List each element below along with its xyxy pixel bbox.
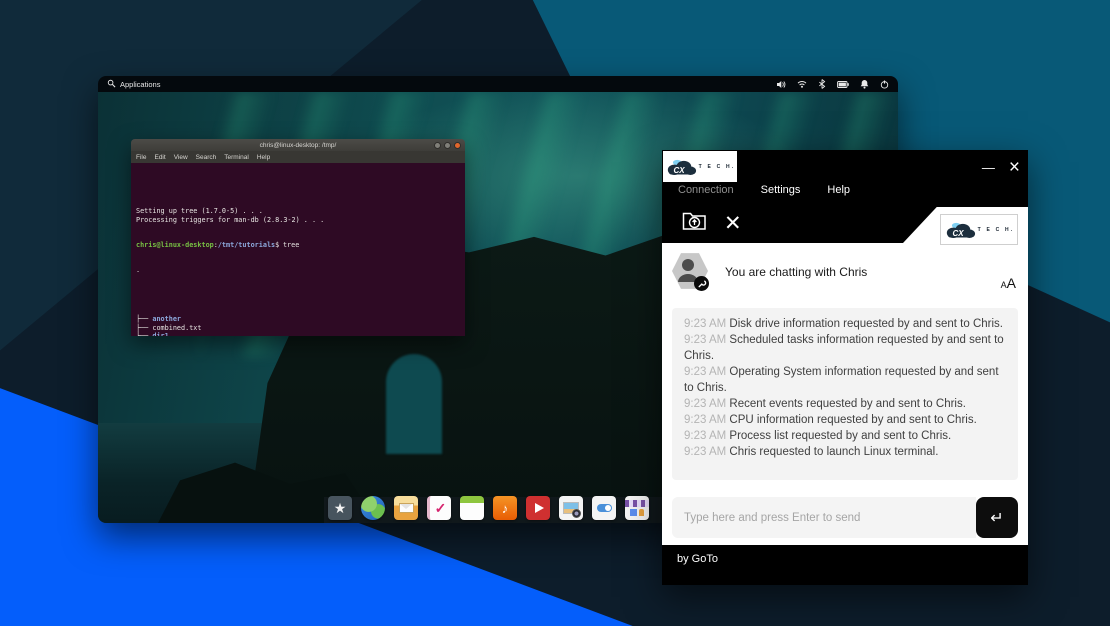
chat-message: 9:23 AM Recent events requested by and s… <box>684 396 1006 412</box>
dock-icon-tasks[interactable]: ✓ <box>427 496 451 520</box>
brand-tech-label: T E C H. <box>699 164 736 170</box>
minimize-button[interactable]: — <box>982 161 995 174</box>
tree-entry: ├── another <box>136 315 460 323</box>
arch-opening <box>386 354 442 454</box>
volume-icon[interactable] <box>776 80 786 89</box>
terminal-menubar: File Edit View Search Terminal Help <box>131 151 465 163</box>
cx-cloud-logo-icon: CX <box>665 158 697 176</box>
brand-logo: CX T E C H. <box>663 151 737 182</box>
dock-icon-videos[interactable] <box>526 496 550 520</box>
terminal-menu-item[interactable]: File <box>136 154 146 161</box>
window-controls: — × <box>982 152 1020 182</box>
message-text: Scheduled tasks information requested by… <box>684 334 1004 362</box>
dock-icon-calendar[interactable] <box>460 496 484 520</box>
svg-text:CX: CX <box>952 228 964 237</box>
desktop-top-panel: Applications <box>98 76 898 92</box>
send-button[interactable]: ↵ <box>976 497 1018 538</box>
message-timestamp: 9:23 AM <box>684 366 726 378</box>
message-text: Chris requested to launch Linux terminal… <box>729 446 938 458</box>
dock-icon-browser[interactable] <box>361 496 385 520</box>
message-text: Disk drive information requested by and … <box>729 318 1003 330</box>
menu-help[interactable]: Help <box>827 184 850 196</box>
search-icon <box>107 79 116 90</box>
close-button[interactable] <box>454 142 461 149</box>
terminal-prompt-line: chris@linux-desktop:/tmt/tutorials$tree <box>136 241 460 249</box>
brand-tech-label: T E C H. <box>978 227 1015 233</box>
terminal-output[interactable]: Setting up tree (1.7.0-5) . . .Processin… <box>131 163 465 336</box>
message-text: Process list requested by and sent to Ch… <box>729 430 951 442</box>
terminal-menu-item[interactable]: Help <box>257 154 270 161</box>
message-timestamp: 9:23 AM <box>684 446 726 458</box>
support-chat-window: CX T E C H. — × Connection Settings Help… <box>662 150 1028 585</box>
file-transfer-icon[interactable] <box>682 210 707 236</box>
dock-icon-mail[interactable] <box>394 496 418 520</box>
chat-message: 9:23 AM CPU information requested by and… <box>684 412 1006 428</box>
dock-icon-music[interactable]: ♪ <box>493 496 517 520</box>
message-timestamp: 9:23 AM <box>684 430 726 442</box>
message-text: CPU information requested by and sent to… <box>729 414 976 426</box>
tree-root-line: . <box>136 266 460 274</box>
terminal-menu-item[interactable]: Search <box>196 154 217 161</box>
chat-footer: by GoTo <box>662 545 1028 585</box>
chat-message: 9:23 AM Process list requested by and se… <box>684 428 1006 444</box>
end-session-icon[interactable]: ✕ <box>724 213 742 234</box>
chat-message: 9:23 AM Chris requested to launch Linux … <box>684 444 1006 460</box>
dock-icon-store[interactable] <box>625 496 649 520</box>
terminal-menu-item[interactable]: View <box>174 154 188 161</box>
terminal-menu-item[interactable]: Terminal <box>224 154 249 161</box>
chat-session-header: You are chatting with Chris AA <box>672 252 1018 302</box>
bell-icon[interactable] <box>860 79 869 89</box>
terminal-titlebar[interactable]: chris@linux-desktop: /tmp/ <box>131 139 465 151</box>
brand-logo-badge: CX T E C H. <box>940 214 1018 245</box>
chat-input-row: ↵ <box>672 497 1018 538</box>
menu-settings[interactable]: Settings <box>761 184 801 196</box>
screen: Applications ★ ✓ <box>0 0 1110 626</box>
chat-body: You are chatting with Chris AA 9:23 AM D… <box>662 243 1028 545</box>
chat-session-label: You are chatting with Chris <box>725 265 867 279</box>
dock: ★ ✓ ♪ <box>328 496 649 520</box>
dock-icon-photos[interactable] <box>559 496 583 520</box>
chat-input[interactable] <box>672 497 976 538</box>
dock-icon-favorites[interactable]: ★ <box>328 496 352 520</box>
power-icon[interactable] <box>880 80 889 89</box>
tree-entry: ├── dir1 <box>136 332 460 336</box>
cx-cloud-logo-icon: CX <box>944 221 976 239</box>
terminal-line: Setting up tree (1.7.0-5) . . . <box>136 207 460 215</box>
message-text: Recent events requested by and sent to C… <box>729 398 966 410</box>
chat-message: 9:23 AM Scheduled tasks information requ… <box>684 332 1006 364</box>
terminal-window: chris@linux-desktop: /tmp/ File Edit View S… <box>131 139 465 336</box>
chat-message: 9:23 AM Disk drive information requested… <box>684 316 1006 332</box>
message-text: Operating System information requested b… <box>684 366 999 394</box>
menu-connection[interactable]: Connection <box>678 184 734 196</box>
terminal-window-buttons <box>434 142 461 149</box>
applications-menu[interactable]: Applications <box>107 79 160 90</box>
chat-message-list[interactable]: 9:23 AM Disk drive information requested… <box>672 308 1018 480</box>
chat-toolbar: ✕ <box>682 210 742 236</box>
wifi-icon[interactable] <box>797 80 807 88</box>
terminal-line: Processing triggers for man-db (2.8.3-2)… <box>136 216 460 224</box>
message-timestamp: 9:23 AM <box>684 318 726 330</box>
message-timestamp: 9:23 AM <box>684 334 726 346</box>
close-icon[interactable]: × <box>1009 158 1020 177</box>
terminal-title: chris@linux-desktop: /tmp/ <box>131 142 465 149</box>
applications-label: Applications <box>120 80 160 89</box>
terminal-menu-item[interactable]: Edit <box>154 154 165 161</box>
chat-header: CX T E C H. — × Connection Settings Help… <box>662 150 1028 243</box>
chat-menubar: Connection Settings Help <box>678 184 850 196</box>
font-size-icon[interactable]: AA <box>1001 276 1016 292</box>
tree-entry: ├── combined.txt <box>136 324 460 332</box>
message-timestamp: 9:23 AM <box>684 398 726 410</box>
message-timestamp: 9:23 AM <box>684 414 726 426</box>
enter-icon: ↵ <box>990 508 1003 528</box>
dock-icon-settings[interactable] <box>592 496 616 520</box>
goto-attribution: by GoTo <box>677 553 718 565</box>
svg-text:CX: CX <box>673 165 685 174</box>
status-tray <box>776 79 889 89</box>
battery-icon[interactable] <box>837 81 849 88</box>
chat-message: 9:23 AM Operating System information req… <box>684 364 1006 396</box>
minimize-button[interactable] <box>434 142 441 149</box>
maximize-button[interactable] <box>444 142 451 149</box>
bluetooth-icon[interactable] <box>818 79 826 89</box>
technician-badge-icon <box>694 276 709 291</box>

────────

§ **Problem description**:
Reproduce every one of the rows above verbatim, leaving out any picture.

§ **Written answer**:
List each element below along with its xyxy pixel bbox.
chat-message: 9:23 AM Recent events requested by and s… <box>684 396 1006 412</box>
dock-icon-tasks[interactable]: ✓ <box>427 496 451 520</box>
brand-tech-label: T E C H. <box>699 164 736 170</box>
minimize-button[interactable]: — <box>982 161 995 174</box>
tree-entry: ├── another <box>136 315 460 323</box>
arch-opening <box>386 354 442 454</box>
volume-icon[interactable] <box>776 80 786 89</box>
terminal-menubar: File Edit View Search Terminal Help <box>131 151 465 163</box>
cx-cloud-logo-icon: CX <box>665 158 697 176</box>
brand-logo: CX T E C H. <box>663 151 737 182</box>
dock-icon-videos[interactable] <box>526 496 550 520</box>
terminal-menu-item[interactable]: File <box>136 154 146 161</box>
window-controls: — × <box>982 152 1020 182</box>
message-text: Scheduled tasks information requested by… <box>684 334 1004 362</box>
dock-icon-calendar[interactable] <box>460 496 484 520</box>
svg-text:CX: CX <box>952 228 964 237</box>
desktop-top-panel: Applications <box>98 76 898 92</box>
send-button[interactable]: ↵ <box>976 497 1018 538</box>
message-timestamp: 9:23 AM <box>684 366 726 378</box>
message-text: Chris requested to launch Linux terminal… <box>729 446 938 458</box>
dock-icon-browser[interactable] <box>361 496 385 520</box>
message-text: Disk drive information requested by and … <box>729 318 1003 330</box>
menu-help[interactable]: Help <box>827 184 850 196</box>
search-icon <box>107 79 116 90</box>
close-button[interactable] <box>454 142 461 149</box>
terminal-prompt-line: chris@linux-desktop:/tmt/tutorials$tree <box>136 241 460 249</box>
brand-tech-label: T E C H. <box>978 227 1015 233</box>
terminal-output[interactable]: Setting up tree (1.7.0-5) . . .Processin… <box>131 163 465 336</box>
message-text: Process list requested by and sent to Ch… <box>729 430 951 442</box>
terminal-menu-item[interactable]: Help <box>257 154 270 161</box>
message-timestamp: 9:23 AM <box>684 446 726 458</box>
support-chat-window: CX T E C H. — × Connection Settings Help… <box>662 150 1028 585</box>
file-transfer-icon[interactable] <box>682 210 707 236</box>
dock-icon-mail[interactable] <box>394 496 418 520</box>
chat-message: 9:23 AM CPU information requested by and… <box>684 412 1006 428</box>
dock-icon-music[interactable]: ♪ <box>493 496 517 520</box>
message-timestamp: 9:23 AM <box>684 430 726 442</box>
message-text: CPU information requested by and sent to… <box>729 414 976 426</box>
tree-root-line: . <box>136 266 460 274</box>
terminal-menu-item[interactable]: Search <box>196 154 217 161</box>
chat-footer: by GoTo <box>662 545 1028 585</box>
chat-message: 9:23 AM Process list requested by and se… <box>684 428 1006 444</box>
end-session-icon[interactable]: ✕ <box>724 213 742 234</box>
chat-message: 9:23 AM Chris requested to launch Linux … <box>684 444 1006 460</box>
dock-icon-store[interactable] <box>625 496 649 520</box>
terminal-menu-item[interactable]: View <box>174 154 188 161</box>
terminal-menu-item[interactable]: Terminal <box>224 154 249 161</box>
chat-session-header: You are chatting with Chris AA <box>672 252 1018 302</box>
bell-icon[interactable] <box>860 79 869 89</box>
terminal-titlebar[interactable]: chris@linux-desktop: /tmp/ <box>131 139 465 151</box>
brand-logo-badge: CX T E C H. <box>940 214 1018 245</box>
chat-input-row: ↵ <box>672 497 1018 538</box>
menu-settings[interactable]: Settings <box>761 184 801 196</box>
screen: Applications ★ ✓ <box>0 0 1110 626</box>
chat-body: You are chatting with Chris AA 9:23 AM D… <box>662 243 1028 545</box>
chat-session-label: You are chatting with Chris <box>725 265 867 279</box>
dock: ★ ✓ ♪ <box>328 496 649 520</box>
dock-icon-photos[interactable] <box>559 496 583 520</box>
chat-input[interactable] <box>672 497 976 538</box>
dock-icon-favorites[interactable]: ★ <box>328 496 352 520</box>
power-icon[interactable] <box>880 80 889 89</box>
tree-entry: ├── dir1 <box>136 332 460 336</box>
cx-cloud-logo-icon: CX <box>944 221 976 239</box>
terminal-line: Setting up tree (1.7.0-5) . . . <box>136 207 460 215</box>
message-text: Recent events requested by and sent to C… <box>729 398 966 410</box>
chat-message: 9:23 AM Scheduled tasks information requ… <box>684 332 1006 364</box>
terminal-window: chris@linux-desktop: /tmp/ File Edit View S… <box>131 139 465 336</box>
chat-message: 9:23 AM Disk drive information requested… <box>684 316 1006 332</box>
message-text: Operating System information requested b… <box>684 366 999 394</box>
menu-connection[interactable]: Connection <box>678 184 734 196</box>
terminal-window-buttons <box>434 142 461 149</box>
applications-menu[interactable]: Applications <box>107 79 160 90</box>
chat-message-list[interactable]: 9:23 AM Disk drive information requested… <box>672 308 1018 480</box>
chat-toolbar: ✕ <box>682 210 742 236</box>
wifi-icon[interactable] <box>797 80 807 88</box>
terminal-line: Processing triggers for man-db (2.8.3-2)… <box>136 216 460 224</box>
message-timestamp: 9:23 AM <box>684 318 726 330</box>
message-timestamp: 9:23 AM <box>684 334 726 346</box>
close-icon[interactable]: × <box>1009 158 1020 177</box>
terminal-title: chris@linux-desktop: /tmp/ <box>131 142 465 149</box>
applications-label: Applications <box>120 80 160 89</box>
terminal-menu-item[interactable]: Edit <box>154 154 165 161</box>
chat-header: CX T E C H. — × Connection Settings Help… <box>662 150 1028 243</box>
chat-menubar: Connection Settings Help <box>678 184 850 196</box>
font-size-icon[interactable]: AA <box>1001 276 1016 292</box>
tree-entry: ├── combined.txt <box>136 324 460 332</box>
message-timestamp: 9:23 AM <box>684 398 726 410</box>
message-timestamp: 9:23 AM <box>684 414 726 426</box>
enter-icon: ↵ <box>990 508 1003 528</box>
dock-icon-settings[interactable] <box>592 496 616 520</box>
goto-attribution: by GoTo <box>677 553 718 565</box>
svg-text:CX: CX <box>673 165 685 174</box>
status-tray <box>776 79 889 89</box>
battery-icon[interactable] <box>837 81 849 88</box>
chat-message: 9:23 AM Operating System information req… <box>684 364 1006 396</box>
minimize-button[interactable] <box>434 142 441 149</box>
maximize-button[interactable] <box>444 142 451 149</box>
bluetooth-icon[interactable] <box>818 79 826 89</box>
technician-badge-icon <box>694 276 709 291</box>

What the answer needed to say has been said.